**AIM OF THE EXERCISE:**
Return each line of the records holding the string "Kurse".

**MATERIAL FOR THE TASK:**
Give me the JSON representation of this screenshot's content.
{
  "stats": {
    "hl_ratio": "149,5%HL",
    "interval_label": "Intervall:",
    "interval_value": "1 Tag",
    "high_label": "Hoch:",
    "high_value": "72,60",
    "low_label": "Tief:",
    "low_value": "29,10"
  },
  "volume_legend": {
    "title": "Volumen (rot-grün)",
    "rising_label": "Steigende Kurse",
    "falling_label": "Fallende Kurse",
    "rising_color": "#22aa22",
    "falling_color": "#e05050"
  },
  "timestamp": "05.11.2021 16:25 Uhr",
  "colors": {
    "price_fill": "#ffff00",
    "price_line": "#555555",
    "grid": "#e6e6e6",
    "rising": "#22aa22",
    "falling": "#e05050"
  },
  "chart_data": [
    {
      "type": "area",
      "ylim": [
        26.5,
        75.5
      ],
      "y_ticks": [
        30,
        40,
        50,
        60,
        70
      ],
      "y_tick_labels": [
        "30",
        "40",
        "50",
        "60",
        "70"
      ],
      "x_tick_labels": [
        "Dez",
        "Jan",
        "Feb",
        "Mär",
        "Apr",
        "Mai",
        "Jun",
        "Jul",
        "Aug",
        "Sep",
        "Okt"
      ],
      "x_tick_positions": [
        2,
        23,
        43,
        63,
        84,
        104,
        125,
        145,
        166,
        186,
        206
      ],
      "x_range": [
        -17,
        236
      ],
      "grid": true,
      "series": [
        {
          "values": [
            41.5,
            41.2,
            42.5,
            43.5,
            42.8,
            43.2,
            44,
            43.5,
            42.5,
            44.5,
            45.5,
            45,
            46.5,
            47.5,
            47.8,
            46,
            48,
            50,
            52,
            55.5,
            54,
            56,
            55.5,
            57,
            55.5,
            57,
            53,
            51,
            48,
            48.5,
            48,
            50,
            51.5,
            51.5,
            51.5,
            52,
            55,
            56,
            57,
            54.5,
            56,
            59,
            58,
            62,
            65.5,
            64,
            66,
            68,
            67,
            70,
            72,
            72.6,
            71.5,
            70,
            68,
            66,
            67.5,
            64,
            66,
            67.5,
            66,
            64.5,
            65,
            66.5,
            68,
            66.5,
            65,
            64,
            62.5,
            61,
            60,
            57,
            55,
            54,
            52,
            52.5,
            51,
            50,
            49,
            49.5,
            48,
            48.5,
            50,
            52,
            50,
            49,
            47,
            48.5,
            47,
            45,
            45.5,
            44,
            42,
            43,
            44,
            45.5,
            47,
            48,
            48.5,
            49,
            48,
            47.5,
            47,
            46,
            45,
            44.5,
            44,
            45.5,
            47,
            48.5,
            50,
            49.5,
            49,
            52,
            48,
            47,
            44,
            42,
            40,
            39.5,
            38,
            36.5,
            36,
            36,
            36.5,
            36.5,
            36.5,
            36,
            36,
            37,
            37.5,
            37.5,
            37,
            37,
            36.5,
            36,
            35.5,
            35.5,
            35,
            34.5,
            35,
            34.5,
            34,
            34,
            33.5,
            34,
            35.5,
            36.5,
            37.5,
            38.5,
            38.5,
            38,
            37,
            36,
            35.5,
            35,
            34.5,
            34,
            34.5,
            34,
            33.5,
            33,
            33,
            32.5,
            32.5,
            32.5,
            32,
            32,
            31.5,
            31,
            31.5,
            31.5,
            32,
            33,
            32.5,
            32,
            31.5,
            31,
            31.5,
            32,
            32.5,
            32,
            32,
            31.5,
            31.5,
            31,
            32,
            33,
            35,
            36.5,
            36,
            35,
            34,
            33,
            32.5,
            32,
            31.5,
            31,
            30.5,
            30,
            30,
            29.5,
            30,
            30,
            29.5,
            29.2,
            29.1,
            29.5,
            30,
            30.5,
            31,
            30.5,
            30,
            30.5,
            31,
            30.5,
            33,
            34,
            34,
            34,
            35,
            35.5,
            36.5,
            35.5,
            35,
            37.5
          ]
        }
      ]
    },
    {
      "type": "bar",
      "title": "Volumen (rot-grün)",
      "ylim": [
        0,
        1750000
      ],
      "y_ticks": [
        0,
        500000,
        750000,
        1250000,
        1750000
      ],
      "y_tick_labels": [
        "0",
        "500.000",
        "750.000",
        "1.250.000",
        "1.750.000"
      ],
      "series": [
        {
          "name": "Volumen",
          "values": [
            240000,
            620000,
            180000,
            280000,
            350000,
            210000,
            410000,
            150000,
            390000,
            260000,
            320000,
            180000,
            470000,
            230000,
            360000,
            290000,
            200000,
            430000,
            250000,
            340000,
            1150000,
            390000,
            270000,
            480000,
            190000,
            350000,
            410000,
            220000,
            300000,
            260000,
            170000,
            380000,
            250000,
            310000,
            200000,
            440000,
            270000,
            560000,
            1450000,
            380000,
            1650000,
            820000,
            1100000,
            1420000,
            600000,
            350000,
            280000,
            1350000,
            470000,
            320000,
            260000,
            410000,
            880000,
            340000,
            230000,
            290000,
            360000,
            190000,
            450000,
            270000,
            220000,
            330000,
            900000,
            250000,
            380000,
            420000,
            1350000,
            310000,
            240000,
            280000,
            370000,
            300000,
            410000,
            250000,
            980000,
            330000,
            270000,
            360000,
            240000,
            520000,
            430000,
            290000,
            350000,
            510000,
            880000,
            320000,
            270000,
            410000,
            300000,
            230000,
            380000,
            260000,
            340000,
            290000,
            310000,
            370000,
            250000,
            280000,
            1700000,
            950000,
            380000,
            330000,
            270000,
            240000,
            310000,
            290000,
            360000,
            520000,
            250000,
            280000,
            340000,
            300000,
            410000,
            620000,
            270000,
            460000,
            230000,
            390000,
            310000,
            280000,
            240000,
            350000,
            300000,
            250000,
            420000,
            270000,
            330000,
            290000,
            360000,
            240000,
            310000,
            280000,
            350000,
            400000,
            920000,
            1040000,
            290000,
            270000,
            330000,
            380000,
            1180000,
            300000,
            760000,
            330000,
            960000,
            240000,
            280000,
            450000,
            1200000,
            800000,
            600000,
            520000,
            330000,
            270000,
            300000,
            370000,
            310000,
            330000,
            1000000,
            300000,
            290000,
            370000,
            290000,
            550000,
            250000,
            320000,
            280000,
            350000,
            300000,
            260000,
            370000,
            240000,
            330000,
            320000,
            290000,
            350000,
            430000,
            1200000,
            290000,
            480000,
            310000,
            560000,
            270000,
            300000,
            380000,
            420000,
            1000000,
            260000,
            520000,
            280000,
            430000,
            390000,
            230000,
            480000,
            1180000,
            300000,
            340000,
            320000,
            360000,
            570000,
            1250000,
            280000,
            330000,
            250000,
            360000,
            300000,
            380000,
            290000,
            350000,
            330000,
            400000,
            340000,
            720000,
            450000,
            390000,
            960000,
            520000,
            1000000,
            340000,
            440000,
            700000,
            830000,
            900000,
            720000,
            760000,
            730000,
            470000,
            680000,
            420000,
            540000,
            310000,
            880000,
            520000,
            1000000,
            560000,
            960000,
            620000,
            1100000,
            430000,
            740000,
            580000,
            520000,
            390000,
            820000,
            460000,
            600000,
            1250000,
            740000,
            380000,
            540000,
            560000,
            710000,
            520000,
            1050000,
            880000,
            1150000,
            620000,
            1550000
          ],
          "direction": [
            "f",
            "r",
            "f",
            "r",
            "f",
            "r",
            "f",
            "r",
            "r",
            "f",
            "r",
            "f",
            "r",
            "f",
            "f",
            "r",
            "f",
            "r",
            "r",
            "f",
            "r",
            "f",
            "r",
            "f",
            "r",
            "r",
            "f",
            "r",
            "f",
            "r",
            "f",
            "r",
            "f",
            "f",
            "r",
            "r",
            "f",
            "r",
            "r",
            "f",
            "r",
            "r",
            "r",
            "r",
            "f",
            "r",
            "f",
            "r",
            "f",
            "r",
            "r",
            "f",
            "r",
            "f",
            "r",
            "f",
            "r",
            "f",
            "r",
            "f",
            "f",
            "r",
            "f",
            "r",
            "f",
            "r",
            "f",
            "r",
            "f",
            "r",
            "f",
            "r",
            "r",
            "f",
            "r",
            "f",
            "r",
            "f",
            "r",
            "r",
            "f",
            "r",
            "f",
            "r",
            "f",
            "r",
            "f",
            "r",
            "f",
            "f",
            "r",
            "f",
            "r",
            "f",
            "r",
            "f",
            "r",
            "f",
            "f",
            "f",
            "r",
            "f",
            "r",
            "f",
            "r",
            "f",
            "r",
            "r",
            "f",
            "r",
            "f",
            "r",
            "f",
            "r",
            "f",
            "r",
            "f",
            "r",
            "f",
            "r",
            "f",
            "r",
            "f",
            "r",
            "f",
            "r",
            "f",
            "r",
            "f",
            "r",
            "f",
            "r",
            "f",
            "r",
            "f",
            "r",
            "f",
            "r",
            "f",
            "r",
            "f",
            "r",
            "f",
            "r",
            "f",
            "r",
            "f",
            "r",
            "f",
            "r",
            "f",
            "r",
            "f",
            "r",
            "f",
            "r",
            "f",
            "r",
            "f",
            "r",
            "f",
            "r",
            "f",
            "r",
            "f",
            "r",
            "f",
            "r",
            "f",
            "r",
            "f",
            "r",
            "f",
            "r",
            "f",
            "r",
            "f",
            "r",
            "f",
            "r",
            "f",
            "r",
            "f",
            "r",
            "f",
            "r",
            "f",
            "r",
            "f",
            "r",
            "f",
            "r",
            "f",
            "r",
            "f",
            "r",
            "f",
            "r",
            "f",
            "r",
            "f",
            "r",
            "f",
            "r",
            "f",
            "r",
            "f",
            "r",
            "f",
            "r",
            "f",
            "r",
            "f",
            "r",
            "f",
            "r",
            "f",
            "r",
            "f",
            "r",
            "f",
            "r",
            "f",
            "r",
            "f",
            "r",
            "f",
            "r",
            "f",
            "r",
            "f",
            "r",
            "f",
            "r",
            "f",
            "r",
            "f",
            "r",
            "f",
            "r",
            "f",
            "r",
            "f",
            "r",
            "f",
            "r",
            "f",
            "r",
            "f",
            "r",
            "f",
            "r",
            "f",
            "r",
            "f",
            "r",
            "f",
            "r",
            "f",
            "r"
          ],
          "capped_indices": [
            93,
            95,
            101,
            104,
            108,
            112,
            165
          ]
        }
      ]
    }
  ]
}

**SOLUTION:**
    "rising_label": "Steigende Kurse",
    "falling_label": "Fallende Kurse",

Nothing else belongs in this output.